Instructions to follow:
Retype all of the listing exactly, passing over any picture you find.

Information shown:

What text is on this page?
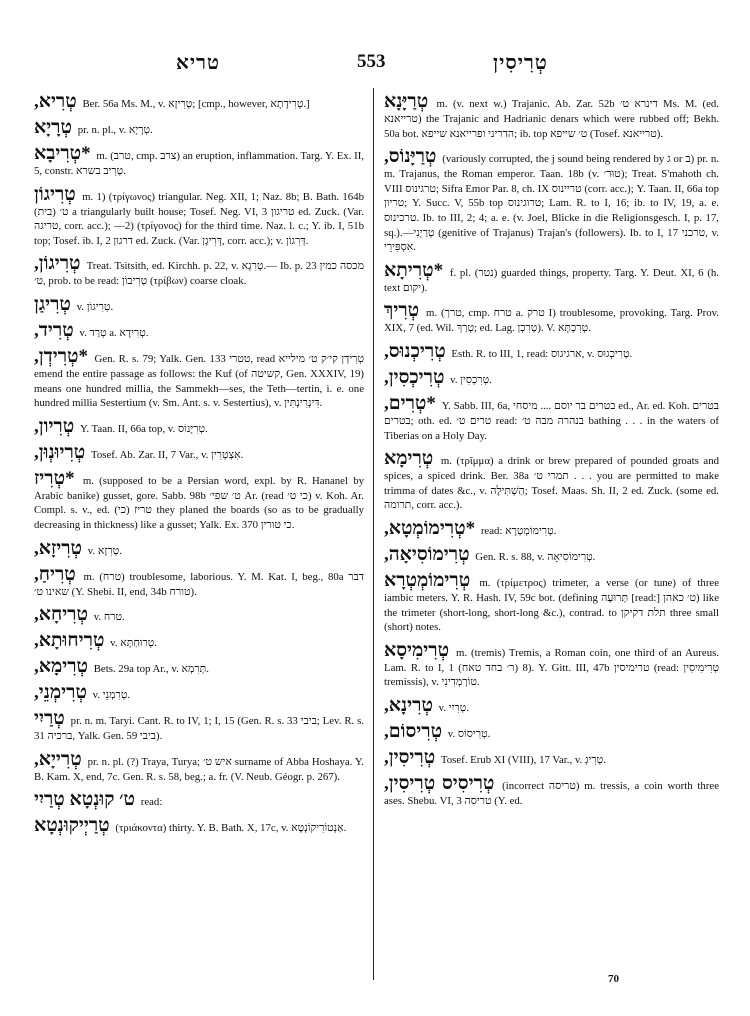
טריא	553	טְרִיסִין

טְרִיא, Ber. 56a Ms. M., v. טְרִיזָא; [cmp., however, טְרִידָתָא.]

טְרָיָא pr. n. pl., v. טְרָיָא.

*טְרִיבָא m. (טרב, cmp. צרב) an eruption, inflammation. Targ. Y. Ex. II, 5, constr. טְרִיב בשרא.

טְרִיגוֹן m. 1) (τρίγωνος) triangular. Neg. XII, 1; Naz. 8b; B. Bath. 164b (בית) ט׳ a triangularly built house; Tosef. Neg. VI, 3 טריגון ed. Zuck. (Var. טריגה, corr. acc.); —2) (τρίγονος) for the third time. Naz. l. c.; Y. ib. I, 51b top; Tosef. ib. I, 2 דרגון ed. Zuck. (Var. דְּרִיגָן, corr. acc.); v. דְּרִגוֹן.

טְרִיגוֹן, Treat. Tsitsith, ed. Kirchh. p. 22, v. טְרִגָא.— Ib. p. 23 מכסה כמין ט׳, prob. to be read: טְרִיבוֹן (τρίβων) coarse cloak.

טְרִיגַן v. טְרִיגוֹן.

טְרִיד, v. טְרַד a. טְרִידָא.

*טְרִידְן, Gen. R. s. 79; Yalk. Gen. 133 טטרי, read טְרִידְן קי׳ק ט׳ מילייא emend the entire passage as follows: the Kuf (of קשיטה, Gen. XXXIV, 19) means one hundred millia, the Sammekh—ses, the Teth—tertin, i. e. one hundred millia Sestertium (v. Sm. Ant. s. v. Sestertius), v. דִּינְרִינְתִּין.

טְרִיון, Y. Taan. II, 66a top, v. טְרִיָּנוֹס.

טְרִיוּנְוּן, Tosef. Ab. Zar. II, 7 Var., v. אִצְטְרִין.

*טְרִיז m. (supposed to be a Persian word, expl. by R. Hananel by Arabic banike) gusset, gore. Sabb. 98b ט׳ שפי׳ Ar. (read כי ט׳) v. Koh. Ar. Compl. s. v., ed. טריז (כי) they planed the boards (so as to be gradually decreasing in thickness) like a gusset; Yalk. Ex. 370 כי טורין.

טְרִיזָא, v. טְרִזָא.

טְרִיחַ, m. (טרח) troublesome, laborious. Y. M. Kat. I, beg., 80a דבר שאינו ט׳ (Y. Shebi. II, end, 34b טורח).

טְרִיחָא, v. טרח.

טְרִיחוּתָא, v. טְרוּחַתָּא.

טְרִימָא, Bets. 29a top Ar., v. תְּרִמְא.

טְרִימְנֵי, v. טְרִמְנֵי.

טְרַיִי pr. n. m. Taryi. Cant. R. to IV, 1; I, 15 (Gen. R. s. 33 ביבי; Lev. R. s. 31 ברכיה, Yalk. Gen. 59 ביבי).

טְרִייָא, pr. n. pl. (?) Traya, Turya; איש ט׳ surname of Abba Hoshaya. Y. B. Kam. X, end, 7c. Gen. R. s. 58, beg.; a. fr. (V. Neub. Géogr. p. 267).

ט׳ קוּנְטָא טְרַיִי read:

טְרַיְיקוּנְטָא (τριάκοντα) thirty. Y. B. Bath. X, 17c, v. אַנְטוֹרִיקוֹנְטָא.

טְרַיָּנָא m. (v. next w.) Trajanic. Ab. Zar. 52b דינרא ט׳ Ms. M. (ed. טרייאנא) the Trajanic and Hadrianic denars which were rubbed off; Bekh. 50a bot. הדריני ופרייאנא שייפא; ib. top ט׳ שייפא (Tosef. טרייאנא).

טְרַיָּנוֹס, (variously corrupted, the j sound being rendered by ג or ב) pr. n. m. Trajanus, the Roman emperor. Taan. 18b (v. טוּר׳); Treat. S'mahoth ch. VIII טרגינוס; Sifra Emor Par. 8, ch. IX טריינוס (corr. acc.); Y. Taan. II, 66a top טריון; Y. Succ. V, 55b top טרוגינוס; Lam. R. to I, 16; ib. to IV, 19, a. e. טרכינוס. Ib. to III, 2; 4; a. e. (v. Joel, Blicke in die Religionsgesch. I, p. 17, sq.).—טְרַיְנִי (genitive of Trajanus) Trajan's (followers). Ib. to I, 17 טרכני, v. אִסְפִּירֵי.

*טְרִיתָא f. pl. (נטר) guarded things, property. Targ. Y. Deut. XI, 6 (h. text יקום).

טְרִיךְ m. (טרך, cmp. טרח a. טרק I) troublesome, provoking. Targ. Prov. XIX, 7 (ed. Wil. טְרַךְ; ed. Lag. טְרִכְן). V. טְרִכְתָּא.

טְרִיכְנוּס, Esth. R. to III, 1, read: ארגיגוס, v. טְרִיכְגוּס.

טְרִיכְסִין, v. טְרִכְסִין.

*טְרִים, Y. Sabb. III, 6a, בטרים בר יוסם .... מיסחי ed., Ar. ed. Koh. בטרים בטרים; oth. ed. טרים ט׳ read: בנהרה מבה ט׳ bathing . . . in the waters of Tiberias on a Holy Day.

טְרִימָא m. (τρῖμμα) a drink or brew prepared of pounded groats and spices, a spiced drink. Ber. 38a תמרי ט׳ . . . you are permitted to make trimma of dates &c., v. הַשְׁתִּילָה; Tosef. Maas. Sh. II, 2 ed. Zuck. (some ed. תרומה, corr. acc.).

*טְרִימוֹמְטָא, read: טְרִימוֹמְטְרָא.

טְרִימוֹסִיאָה, Gen. R. s. 88, v. טְרִימוֹסִיאָה.

טְרִימוֹמְטְרָא m. (τρίμετρος) trimeter, a verse (or tune) of three iambic meters. Y. R. Hash. IV, 59c bot. (defining תְּרוּעָה [read:] ט׳ כאהן) like the trimeter (short-long, short-long &c.), contrad. to תלת דקיקן three small (short) notes.

טְרִימִיסָא m. (tremis) Tremis, a Roman coin, one third of an Aureus. Lam. R. to I, 1 (ר׳ בחד טאח) 8). Y. Gitt. III, 47b טרימיסין (read: טְרִימִיסִין tremissis), v. טוֹרְמְדִינִי.

טְרִינָא, v. טְרִיִי.

טְרִיסוֹם, v. טְרִיסוֹס.

טְרִיסִין, Tosef. Erub XI (VIII), 17 Var., v. טְרִיגְ.

טְרִיסִיס טְרִיסִין, (incorrect טריסה) m. tressis, a coin worth three ases. Shebu. VI, 3 טריסה (Y. ed.

70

Exercise solution:
What text is on this page?
טריא	553	טְרִיסִין

טְרִיא, Ber. 56a Ms. M., v. טְרִיזָא; [cmp., however, טְרִידָתָא.]

טְרָיָא pr. n. pl., v. טְרָיָא.

*טְרִיבָא m. (טרב, cmp. צרב) an eruption, inflammation. Targ. Y. Ex. II, 5, constr. טְרִיב בשרא.

טְרִיגוֹן m. 1) (τρίγωνος) triangular. Neg. XII, 1; Naz. 8b; B. Bath. 164b (בית) ט׳ a triangularly built house; Tosef. Neg. VI, 3 טריגון ed. Zuck. (Var. טריגה, corr. acc.); —2) (τρίγονος) for the third time. Naz. l. c.; Y. ib. I, 51b top; Tosef. ib. I, 2 דרגון ed. Zuck. (Var. דְּרִיגָן, corr. acc.); v. דְּרִגוֹן.

טְרִיגוֹן, Treat. Tsitsith, ed. Kirchh. p. 22, v. טְרִגָא.— Ib. p. 23 מכסה כמין ט׳, prob. to be read: טְרִיבוֹן (τρίβων) coarse cloak.

טְרִיגַן v. טְרִיגוֹן.

טְרִיד, v. טְרַד a. טְרִידָא.

*טְרִידְן, Gen. R. s. 79; Yalk. Gen. 133 טטרי, read טְרִידְן קי׳ק ט׳ מילייא emend the entire passage as follows: the Kuf (of קשיטה, Gen. XXXIV, 19) means one hundred millia, the Sammekh—ses, the Teth—tertin, i. e. one hundred millia Sestertium (v. Sm. Ant. s. v. Sestertius), v. דִּינְרִינְתִּין.

טְרִיון, Y. Taan. II, 66a top, v. טְרִיָּנוֹס.

טְרִיוּנְוּן, Tosef. Ab. Zar. II, 7 Var., v. אִצְטְרִין.

*טְרִיז m. (supposed to be a Persian word, expl. by R. Hananel by Arabic banike) gusset, gore. Sabb. 98b ט׳ שפי׳ Ar. (read כי ט׳) v. Koh. Ar. Compl. s. v., ed. טריז (כי) they planed the boards (so as to be gradually decreasing in thickness) like a gusset; Yalk. Ex. 370 כי טורין.

טְרִיזָא, v. טְרִזָא.

טְרִיחַ, m. (טרח) troublesome, laborious. Y. M. Kat. I, beg., 80a דבר שאינו ט׳ (Y. Shebi. II, end, 34b טורח).

טְרִיחָא, v. טרח.

טְרִיחוּתָא, v. טְרוּחַתָּא.

טְרִימָא, Bets. 29a top Ar., v. תְּרִמְא.

טְרִימְנֵי, v. טְרִמְנֵי.

טְרַיִי pr. n. m. Taryi. Cant. R. to IV, 1; I, 15 (Gen. R. s. 33 ביבי; Lev. R. s. 31 ברכיה, Yalk. Gen. 59 ביבי).

טְרִייָא, pr. n. pl. (?) Traya, Turya; איש ט׳ surname of Abba Hoshaya. Y. B. Kam. X, end, 7c. Gen. R. s. 58, beg.; a. fr. (V. Neub. Géogr. p. 267).

ט׳ קוּנְטָא טְרַיִי read:

טְרַיְיקוּנְטָא (τριάκοντα) thirty. Y. B. Bath. X, 17c, v. אַנְטוֹרִיקוֹנְטָא.

טְרַיָּנָא m. (v. next w.) Trajanic. Ab. Zar. 52b דינרא ט׳ Ms. M. (ed. טרייאנא) the Trajanic and Hadrianic denars which were rubbed off; Bekh. 50a bot. הדריני ופרייאנא שייפא; ib. top ט׳ שייפא (Tosef. טרייאנא).

טְרַיָּנוֹס, (variously corrupted, the j sound being rendered by ג or ב) pr. n. m. Trajanus, the Roman emperor. Taan. 18b (v. טוּר׳); Treat. S'mahoth ch. VIII טרגינוס; Sifra Emor Par. 8, ch. IX טריינוס (corr. acc.); Y. Taan. II, 66a top טריון; Y. Succ. V, 55b top טרוגינוס; Lam. R. to I, 16; ib. to IV, 19, a. e. טרכינוס. Ib. to III, 2; 4; a. e. (v. Joel, Blicke in die Religionsgesch. I, p. 17, sq.).—טְרַיְנִי (genitive of Trajanus) Trajan's (followers). Ib. to I, 17 טרכני, v. אִסְפִּירֵי.

*טְרִיתָא f. pl. (נטר) guarded things, property. Targ. Y. Deut. XI, 6 (h. text יקום).

טְרִיךְ m. (טרך, cmp. טרח a. טרק I) troublesome, provoking. Targ. Prov. XIX, 7 (ed. Wil. טְרַךְ; ed. Lag. טְרִכְן). V. טְרִכְתָּא.

טְרִיכְנוּס, Esth. R. to III, 1, read: ארגיגוס, v. טְרִיכְגוּס.

טְרִיכְסִין, v. טְרִכְסִין.

*טְרִים, Y. Sabb. III, 6a, בטרים בר יוסם .... מיסחי ed., Ar. ed. Koh. בטרים בטרים; oth. ed. טרים ט׳ read: בנהרה מבה ט׳ bathing . . . in the waters of Tiberias on a Holy Day.

טְרִימָא m. (τρῖμμα) a drink or brew prepared of pounded groats and spices, a spiced drink. Ber. 38a תמרי ט׳ . . . you are permitted to make trimma of dates &c., v. הַשְׁתִּילָה; Tosef. Maas. Sh. II, 2 ed. Zuck. (some ed. תרומה, corr. acc.).

*טְרִימוֹמְטָא, read: טְרִימוֹמְטְרָא.

טְרִימוֹסִיאָה, Gen. R. s. 88, v. טְרִימוֹסִיאָה.

טְרִימוֹמְטְרָא m. (τρίμετρος) trimeter, a verse (or tune) of three iambic meters. Y. R. Hash. IV, 59c bot. (defining תְּרוּעָה [read:] ט׳ כאהן) like the trimeter (short-long, short-long &c.), contrad. to תלת דקיקן three small (short) notes.

טְרִימִיסָא m. (tremis) Tremis, a Roman coin, one third of an Aureus. Lam. R. to I, 1 (ר׳ בחד טאח) 8). Y. Gitt. III, 47b טרימיסין (read: טְרִימִיסִין tremissis), v. טוֹרְמְדִינִי.

טְרִינָא, v. טְרִיִי.

טְרִיסוֹם, v. טְרִיסוֹס.

טְרִיסִין, Tosef. Erub XI (VIII), 17 Var., v. טְרִיגְ.

טְרִיסִיס טְרִיסִין, (incorrect טריסה) m. tressis, a coin worth three ases. Shebu. VI, 3 טריסה (Y. ed.

70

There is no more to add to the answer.